> To be done: Copy everything in the listing below word for word, apart from any images.

___ Data provided ___

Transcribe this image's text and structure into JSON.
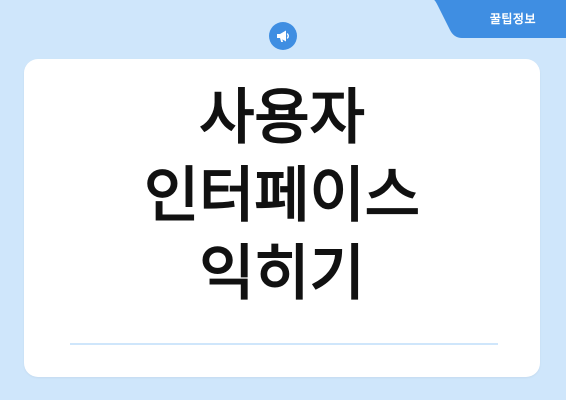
{
  "header": {
    "tab_label": "꿀팁정보",
    "icon": "megaphone-icon"
  },
  "card": {
    "title_lines": [
      "사용자",
      "인터페이스",
      "익히기"
    ]
  },
  "colors": {
    "background": "#cfe6fb",
    "accent": "#3f8ee2",
    "card": "#ffffff",
    "title_text": "#111111"
  }
}
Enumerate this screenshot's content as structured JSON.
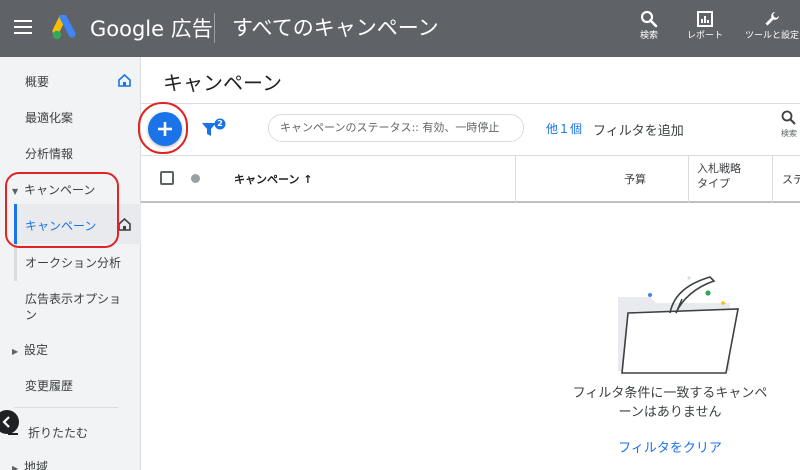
{
  "header": {
    "brand": "Google 広告",
    "page_heading": "すべてのキャンペーン",
    "actions": [
      {
        "label": "検索",
        "icon": "search-icon"
      },
      {
        "label": "レポート",
        "icon": "report-icon"
      },
      {
        "label": "ツールと設定",
        "icon": "wrench-icon"
      }
    ]
  },
  "sidebar": {
    "items": [
      {
        "label": "概要"
      },
      {
        "label": "最適化案"
      },
      {
        "label": "分析情報"
      },
      {
        "label": "キャンペーン"
      },
      {
        "label": "キャンペーン"
      },
      {
        "label": "オークション分析"
      },
      {
        "label": "広告表示オプション"
      },
      {
        "label": "設定"
      },
      {
        "label": "変更履歴"
      },
      {
        "label": "折りたたむ"
      },
      {
        "label": "地域"
      }
    ]
  },
  "main": {
    "title": "キャンペーン",
    "filter_badge": "2",
    "filter_chip": "キャンペーンのステータス:: 有効、一時停止",
    "more_count": "他１個",
    "add_filter": "フィルタを追加",
    "search_label": "検索",
    "columns": {
      "campaign": "キャンペーン ↑",
      "budget": "予算",
      "bid_line1": "入札戦略",
      "bid_line2": "タイプ",
      "status": "ステ"
    },
    "empty_message_line1": "フィルタ条件に一致するキャンペ",
    "empty_message_line2": "ーンはありません",
    "clear_filter": "フィルタをクリア"
  },
  "colors": {
    "header_bg": "#5f6368",
    "accent": "#1a73e8",
    "annotation": "#e02424"
  }
}
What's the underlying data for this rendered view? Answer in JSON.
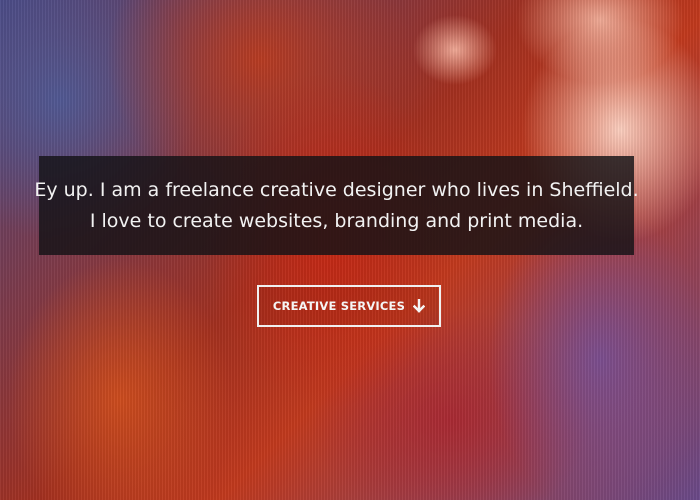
{
  "hero": {
    "intro_line_1": "Ey up. I am a freelance creative designer who lives in Sheffield.",
    "intro_line_2": "I love to create websites, branding and print media.",
    "button_label": "CREATIVE SERVICES",
    "button_icon": "arrow-down-icon"
  },
  "colors": {
    "overlay": "#141216",
    "text": "#f2f2f2",
    "button_border": "#f0f0f0"
  }
}
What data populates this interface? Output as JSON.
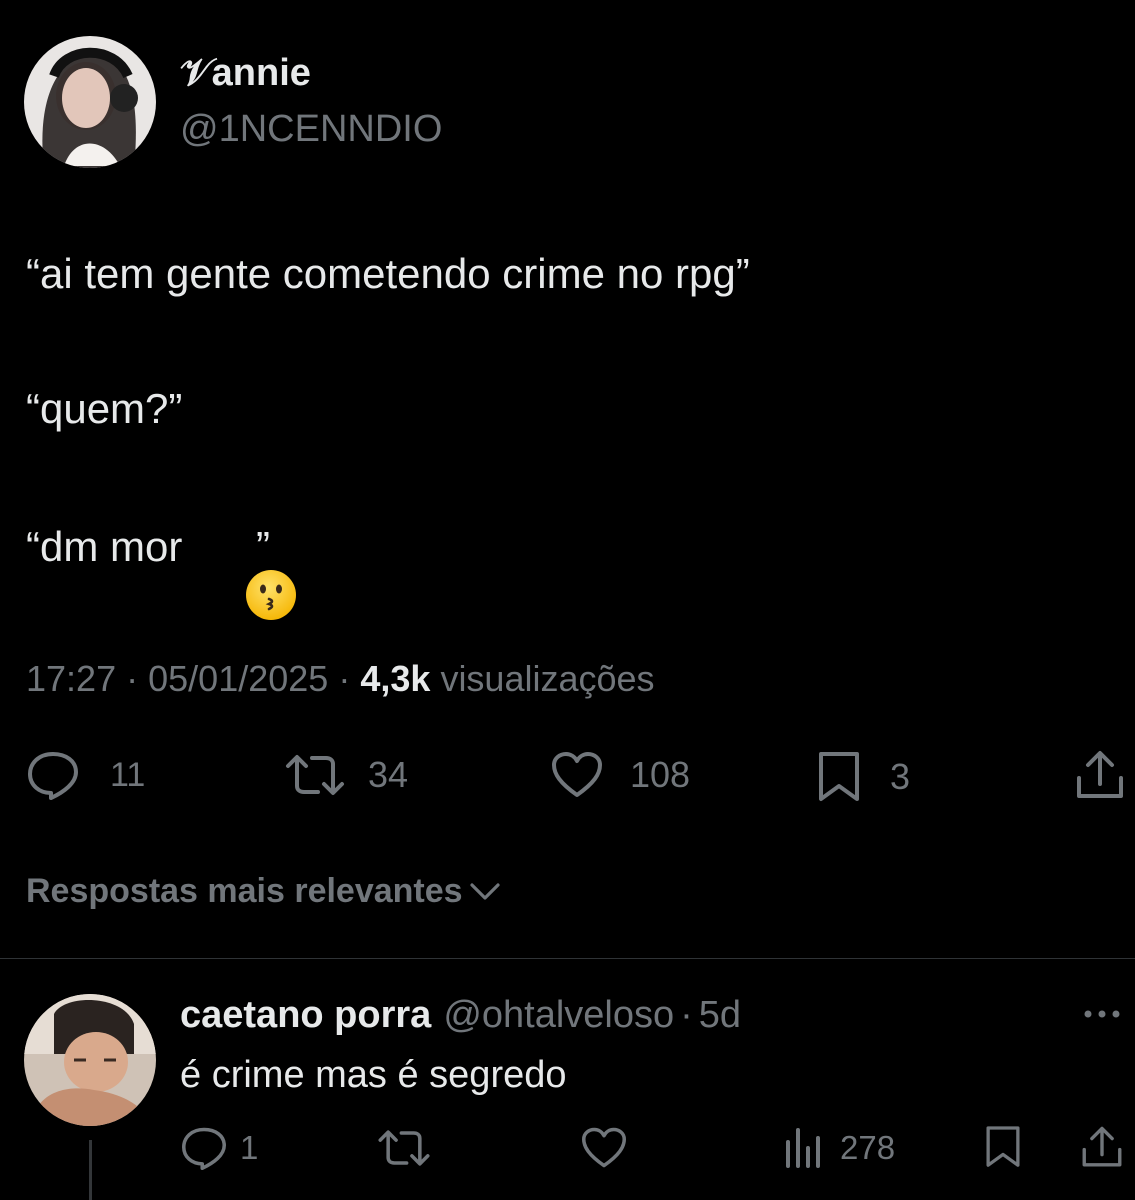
{
  "tweet": {
    "author_name": "𝒱annie",
    "author_handle": "@1NCENNDIO",
    "lines": [
      "“ai tem gente cometendo crime no rpg”",
      "“quem?”",
      "“dm mor ",
      "”"
    ],
    "emoji_name": "kissing-face-emoji",
    "time": "17:27",
    "date": "05/01/2025",
    "views_count": "4,3k",
    "views_label": "visualizações",
    "sep": "·",
    "actions": {
      "replies": "11",
      "retweets": "34",
      "likes": "108",
      "bookmarks": "3"
    }
  },
  "replies_sort": {
    "label": "Respostas mais relevantes"
  },
  "reply": {
    "author_name": "caetano porra",
    "author_handle": "@ohtalveloso",
    "sep": "·",
    "age": "5d",
    "text": "é crime mas é segredo",
    "actions": {
      "replies": "1",
      "views": "278"
    }
  },
  "icons": {
    "reply": "speech-bubble-icon",
    "retweet": "retweet-icon",
    "like": "heart-icon",
    "bookmark": "bookmark-icon",
    "share": "share-icon",
    "views": "bar-chart-icon",
    "more": "more-dots-icon",
    "sort": "chevron-down-icon"
  },
  "colors": {
    "background": "#000000",
    "text": "#e7e9ea",
    "muted": "#71767b",
    "divider": "#2f3336"
  }
}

___

> Completed exercise:
Transcribe this image's text and structure into JSON.
{
  "header": {
    "tab_label": "꿀팁정보",
    "icon": "megaphone-icon"
  },
  "card": {
    "title_lines": [
      "사용자",
      "인터페이스",
      "익히기"
    ]
  },
  "colors": {
    "background": "#cfe6fb",
    "accent": "#3f8ee2",
    "card": "#ffffff",
    "title_text": "#111111"
  }
}
Enumerate this screenshot's content as structured JSON.
{
  "header": {
    "brand": "Google 広告",
    "page_heading": "すべてのキャンペーン",
    "actions": [
      {
        "label": "検索",
        "icon": "search-icon"
      },
      {
        "label": "レポート",
        "icon": "report-icon"
      },
      {
        "label": "ツールと設定",
        "icon": "wrench-icon"
      }
    ]
  },
  "sidebar": {
    "items": [
      {
        "label": "概要"
      },
      {
        "label": "最適化案"
      },
      {
        "label": "分析情報"
      },
      {
        "label": "キャンペーン"
      },
      {
        "label": "キャンペーン"
      },
      {
        "label": "オークション分析"
      },
      {
        "label": "広告表示オプション"
      },
      {
        "label": "設定"
      },
      {
        "label": "変更履歴"
      },
      {
        "label": "折りたたむ"
      },
      {
        "label": "地域"
      }
    ]
  },
  "main": {
    "title": "キャンペーン",
    "filter_badge": "2",
    "filter_chip": "キャンペーンのステータス:: 有効、一時停止",
    "more_count": "他１個",
    "add_filter": "フィルタを追加",
    "search_label": "検索",
    "columns": {
      "campaign": "キャンペーン ↑",
      "budget": "予算",
      "bid_line1": "入札戦略",
      "bid_line2": "タイプ",
      "status": "ステ"
    },
    "empty_message_line1": "フィルタ条件に一致するキャンペ",
    "empty_message_line2": "ーンはありません",
    "clear_filter": "フィルタをクリア"
  },
  "colors": {
    "header_bg": "#5f6368",
    "accent": "#1a73e8",
    "annotation": "#e02424"
  }
}
What's the underlying data for this rendered view? Answer in JSON.
{
  "hero": {
    "intro_line_1": "Ey up. I am a freelance creative designer who lives in Sheffield.",
    "intro_line_2": "I love to create websites, branding and print media.",
    "button_label": "CREATIVE SERVICES",
    "button_icon": "arrow-down-icon"
  },
  "colors": {
    "overlay": "#141216",
    "text": "#f2f2f2",
    "button_border": "#f0f0f0"
  }
}
What data populates this interface? Output as JSON.
{
  "tweet": {
    "author_name": "𝒱annie",
    "author_handle": "@1NCENNDIO",
    "lines": [
      "“ai tem gente cometendo crime no rpg”",
      "“quem?”",
      "“dm mor ",
      "”"
    ],
    "emoji_name": "kissing-face-emoji",
    "time": "17:27",
    "date": "05/01/2025",
    "views_count": "4,3k",
    "views_label": "visualizações",
    "sep": "·",
    "actions": {
      "replies": "11",
      "retweets": "34",
      "likes": "108",
      "bookmarks": "3"
    }
  },
  "replies_sort": {
    "label": "Respostas mais relevantes"
  },
  "reply": {
    "author_name": "caetano porra",
    "author_handle": "@ohtalveloso",
    "sep": "·",
    "age": "5d",
    "text": "é crime mas é segredo",
    "actions": {
      "replies": "1",
      "views": "278"
    }
  },
  "icons": {
    "reply": "speech-bubble-icon",
    "retweet": "retweet-icon",
    "like": "heart-icon",
    "bookmark": "bookmark-icon",
    "share": "share-icon",
    "views": "bar-chart-icon",
    "more": "more-dots-icon",
    "sort": "chevron-down-icon"
  },
  "colors": {
    "background": "#000000",
    "text": "#e7e9ea",
    "muted": "#71767b",
    "divider": "#2f3336"
  }
}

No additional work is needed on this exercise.